**Data lines**
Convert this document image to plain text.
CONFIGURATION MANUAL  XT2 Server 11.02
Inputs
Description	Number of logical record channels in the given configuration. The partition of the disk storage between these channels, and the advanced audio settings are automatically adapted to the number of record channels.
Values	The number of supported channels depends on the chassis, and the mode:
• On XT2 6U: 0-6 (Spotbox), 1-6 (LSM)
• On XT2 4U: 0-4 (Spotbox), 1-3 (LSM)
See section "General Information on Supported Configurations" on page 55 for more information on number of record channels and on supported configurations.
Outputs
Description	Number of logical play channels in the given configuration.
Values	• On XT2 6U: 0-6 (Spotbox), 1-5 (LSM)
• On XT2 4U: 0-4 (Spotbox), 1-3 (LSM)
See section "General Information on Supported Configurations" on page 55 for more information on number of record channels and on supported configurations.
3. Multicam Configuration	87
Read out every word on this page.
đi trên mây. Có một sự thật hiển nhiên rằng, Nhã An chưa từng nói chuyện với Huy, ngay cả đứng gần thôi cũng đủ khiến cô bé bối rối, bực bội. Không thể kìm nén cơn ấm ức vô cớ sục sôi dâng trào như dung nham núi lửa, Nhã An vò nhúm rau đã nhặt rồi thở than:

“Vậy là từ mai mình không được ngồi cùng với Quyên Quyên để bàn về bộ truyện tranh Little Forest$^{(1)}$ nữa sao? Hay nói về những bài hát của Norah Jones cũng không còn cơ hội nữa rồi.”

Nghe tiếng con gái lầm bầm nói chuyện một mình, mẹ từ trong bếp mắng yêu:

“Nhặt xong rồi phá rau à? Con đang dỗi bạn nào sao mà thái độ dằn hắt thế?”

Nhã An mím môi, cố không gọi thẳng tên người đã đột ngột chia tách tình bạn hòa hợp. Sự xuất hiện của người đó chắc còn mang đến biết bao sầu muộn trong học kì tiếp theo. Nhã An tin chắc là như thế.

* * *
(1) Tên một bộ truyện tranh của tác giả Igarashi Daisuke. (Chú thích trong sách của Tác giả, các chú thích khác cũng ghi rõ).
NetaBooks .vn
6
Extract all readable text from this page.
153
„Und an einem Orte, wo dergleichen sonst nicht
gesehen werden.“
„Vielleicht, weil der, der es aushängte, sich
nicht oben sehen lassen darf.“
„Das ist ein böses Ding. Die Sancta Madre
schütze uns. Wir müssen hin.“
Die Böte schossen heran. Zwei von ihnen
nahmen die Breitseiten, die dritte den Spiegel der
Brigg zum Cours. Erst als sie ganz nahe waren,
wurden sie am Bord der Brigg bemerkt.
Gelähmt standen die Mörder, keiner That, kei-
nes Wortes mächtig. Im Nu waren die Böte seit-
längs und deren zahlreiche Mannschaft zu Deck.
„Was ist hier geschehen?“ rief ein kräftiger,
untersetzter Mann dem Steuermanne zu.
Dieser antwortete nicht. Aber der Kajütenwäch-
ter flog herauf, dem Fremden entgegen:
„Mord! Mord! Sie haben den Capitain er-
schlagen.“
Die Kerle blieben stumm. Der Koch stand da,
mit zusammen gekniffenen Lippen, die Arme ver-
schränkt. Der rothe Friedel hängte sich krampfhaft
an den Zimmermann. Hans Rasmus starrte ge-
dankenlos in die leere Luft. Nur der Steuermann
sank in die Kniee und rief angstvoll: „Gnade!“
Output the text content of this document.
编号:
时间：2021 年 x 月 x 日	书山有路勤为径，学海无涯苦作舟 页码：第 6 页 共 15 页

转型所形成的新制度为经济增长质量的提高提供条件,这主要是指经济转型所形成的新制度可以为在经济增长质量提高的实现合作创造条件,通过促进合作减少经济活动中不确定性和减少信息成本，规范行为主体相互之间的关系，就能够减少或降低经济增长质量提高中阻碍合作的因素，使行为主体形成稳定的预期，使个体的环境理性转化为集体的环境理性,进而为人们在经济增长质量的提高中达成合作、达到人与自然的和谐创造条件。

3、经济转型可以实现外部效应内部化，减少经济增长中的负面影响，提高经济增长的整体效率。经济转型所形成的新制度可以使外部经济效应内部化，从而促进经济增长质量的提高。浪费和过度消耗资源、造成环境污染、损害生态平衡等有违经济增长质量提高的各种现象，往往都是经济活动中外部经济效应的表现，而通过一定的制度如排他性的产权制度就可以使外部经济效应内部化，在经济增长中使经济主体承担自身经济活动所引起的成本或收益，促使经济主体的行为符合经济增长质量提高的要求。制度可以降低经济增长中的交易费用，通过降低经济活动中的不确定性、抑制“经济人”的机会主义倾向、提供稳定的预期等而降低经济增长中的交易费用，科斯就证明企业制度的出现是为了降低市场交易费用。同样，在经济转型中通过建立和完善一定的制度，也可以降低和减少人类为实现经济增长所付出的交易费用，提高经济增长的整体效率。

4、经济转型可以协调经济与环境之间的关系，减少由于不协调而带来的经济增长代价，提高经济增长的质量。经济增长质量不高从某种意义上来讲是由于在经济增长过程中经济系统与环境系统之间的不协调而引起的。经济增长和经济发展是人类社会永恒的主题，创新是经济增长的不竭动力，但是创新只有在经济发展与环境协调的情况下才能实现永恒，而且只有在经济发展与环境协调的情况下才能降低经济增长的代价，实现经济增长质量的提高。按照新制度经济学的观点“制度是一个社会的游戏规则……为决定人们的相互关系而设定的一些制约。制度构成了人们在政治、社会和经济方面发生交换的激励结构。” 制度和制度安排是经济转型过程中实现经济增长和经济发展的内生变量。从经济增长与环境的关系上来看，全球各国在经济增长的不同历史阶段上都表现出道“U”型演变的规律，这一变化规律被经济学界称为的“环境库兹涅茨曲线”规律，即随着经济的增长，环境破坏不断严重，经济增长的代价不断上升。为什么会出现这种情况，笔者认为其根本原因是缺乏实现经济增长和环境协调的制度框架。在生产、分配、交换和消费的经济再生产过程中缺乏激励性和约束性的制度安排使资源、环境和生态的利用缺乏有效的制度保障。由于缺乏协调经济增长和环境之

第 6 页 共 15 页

**Requirements**
Set down every record above exactly as given.

**Task answer**
Convert this document image to plain text.
CONFIGURATION MANUAL  XT2 Server 11.02
Inputs
Description	Number of logical record channels in the given configuration. The partition of the disk storage between these channels, and the advanced audio settings are automatically adapted to the number of record channels.
Values	The number of supported channels depends on the chassis, and the mode:
• On XT2 6U: 0-6 (Spotbox), 1-6 (LSM)
• On XT2 4U: 0-4 (Spotbox), 1-3 (LSM)
See section "General Information on Supported Configurations" on page 55 for more information on number of record channels and on supported configurations.
Outputs
Description	Number of logical play channels in the given configuration.
Values	• On XT2 6U: 0-6 (Spotbox), 1-5 (LSM)
• On XT2 4U: 0-4 (Spotbox), 1-3 (LSM)
See section "General Information on Supported Configurations" on page 55 for more information on number of record channels and on supported configurations.
3. Multicam Configuration	87
Read out every word on this page.
đi trên mây. Có một sự thật hiển nhiên rằng, Nhã An chưa từng nói chuyện với Huy, ngay cả đứng gần thôi cũng đủ khiến cô bé bối rối, bực bội. Không thể kìm nén cơn ấm ức vô cớ sục sôi dâng trào như dung nham núi lửa, Nhã An vò nhúm rau đã nhặt rồi thở than:

“Vậy là từ mai mình không được ngồi cùng với Quyên Quyên để bàn về bộ truyện tranh Little Forest$^{(1)}$ nữa sao? Hay nói về những bài hát của Norah Jones cũng không còn cơ hội nữa rồi.”

Nghe tiếng con gái lầm bầm nói chuyện một mình, mẹ từ trong bếp mắng yêu:

“Nhặt xong rồi phá rau à? Con đang dỗi bạn nào sao mà thái độ dằn hắt thế?”

Nhã An mím môi, cố không gọi thẳng tên người đã đột ngột chia tách tình bạn hòa hợp. Sự xuất hiện của người đó chắc còn mang đến biết bao sầu muộn trong học kì tiếp theo. Nhã An tin chắc là như thế.

* * *
(1) Tên một bộ truyện tranh của tác giả Igarashi Daisuke. (Chú thích trong sách của Tác giả, các chú thích khác cũng ghi rõ).
NetaBooks .vn
6
Extract all readable text from this page.
153
„Und an einem Orte, wo dergleichen sonst nicht
gesehen werden.“
„Vielleicht, weil der, der es aushängte, sich
nicht oben sehen lassen darf.“
„Das ist ein böses Ding. Die Sancta Madre
schütze uns. Wir müssen hin.“
Die Böte schossen heran. Zwei von ihnen
nahmen die Breitseiten, die dritte den Spiegel der
Brigg zum Cours. Erst als sie ganz nahe waren,
wurden sie am Bord der Brigg bemerkt.
Gelähmt standen die Mörder, keiner That, kei-
nes Wortes mächtig. Im Nu waren die Böte seit-
längs und deren zahlreiche Mannschaft zu Deck.
„Was ist hier geschehen?“ rief ein kräftiger,
untersetzter Mann dem Steuermanne zu.
Dieser antwortete nicht. Aber der Kajütenwäch-
ter flog herauf, dem Fremden entgegen:
„Mord! Mord! Sie haben den Capitain er-
schlagen.“
Die Kerle blieben stumm. Der Koch stand da,
mit zusammen gekniffenen Lippen, die Arme ver-
schränkt. Der rothe Friedel hängte sich krampfhaft
an den Zimmermann. Hans Rasmus starrte ge-
dankenlos in die leere Luft. Nur der Steuermann
sank in die Kniee und rief angstvoll: „Gnade!“
Output the text content of this document.
编号:
时间：2021 年 x 月 x 日	书山有路勤为径，学海无涯苦作舟 页码：第 6 页 共 15 页

转型所形成的新制度为经济增长质量的提高提供条件,这主要是指经济转型所形成的新制度可以为在经济增长质量提高的实现合作创造条件,通过促进合作减少经济活动中不确定性和减少信息成本，规范行为主体相互之间的关系，就能够减少或降低经济增长质量提高中阻碍合作的因素，使行为主体形成稳定的预期，使个体的环境理性转化为集体的环境理性,进而为人们在经济增长质量的提高中达成合作、达到人与自然的和谐创造条件。

3、经济转型可以实现外部效应内部化，减少经济增长中的负面影响，提高经济增长的整体效率。经济转型所形成的新制度可以使外部经济效应内部化，从而促进经济增长质量的提高。浪费和过度消耗资源、造成环境污染、损害生态平衡等有违经济增长质量提高的各种现象，往往都是经济活动中外部经济效应的表现，而通过一定的制度如排他性的产权制度就可以使外部经济效应内部化，在经济增长中使经济主体承担自身经济活动所引起的成本或收益，促使经济主体的行为符合经济增长质量提高的要求。制度可以降低经济增长中的交易费用，通过降低经济活动中的不确定性、抑制“经济人”的机会主义倾向、提供稳定的预期等而降低经济增长中的交易费用，科斯就证明企业制度的出现是为了降低市场交易费用。同样，在经济转型中通过建立和完善一定的制度，也可以降低和减少人类为实现经济增长所付出的交易费用，提高经济增长的整体效率。

4、经济转型可以协调经济与环境之间的关系，减少由于不协调而带来的经济增长代价，提高经济增长的质量。经济增长质量不高从某种意义上来讲是由于在经济增长过程中经济系统与环境系统之间的不协调而引起的。经济增长和经济发展是人类社会永恒的主题，创新是经济增长的不竭动力，但是创新只有在经济发展与环境协调的情况下才能实现永恒，而且只有在经济发展与环境协调的情况下才能降低经济增长的代价，实现经济增长质量的提高。按照新制度经济学的观点“制度是一个社会的游戏规则……为决定人们的相互关系而设定的一些制约。制度构成了人们在政治、社会和经济方面发生交换的激励结构。” 制度和制度安排是经济转型过程中实现经济增长和经济发展的内生变量。从经济增长与环境的关系上来看，全球各国在经济增长的不同历史阶段上都表现出道“U”型演变的规律，这一变化规律被经济学界称为的“环境库兹涅茨曲线”规律，即随着经济的增长，环境破坏不断严重，经济增长的代价不断上升。为什么会出现这种情况，笔者认为其根本原因是缺乏实现经济增长和环境协调的制度框架。在生产、分配、交换和消费的经济再生产过程中缺乏激励性和约束性的制度安排使资源、环境和生态的利用缺乏有效的制度保障。由于缺乏协调经济增长和环境之

第 6 页 共 15 页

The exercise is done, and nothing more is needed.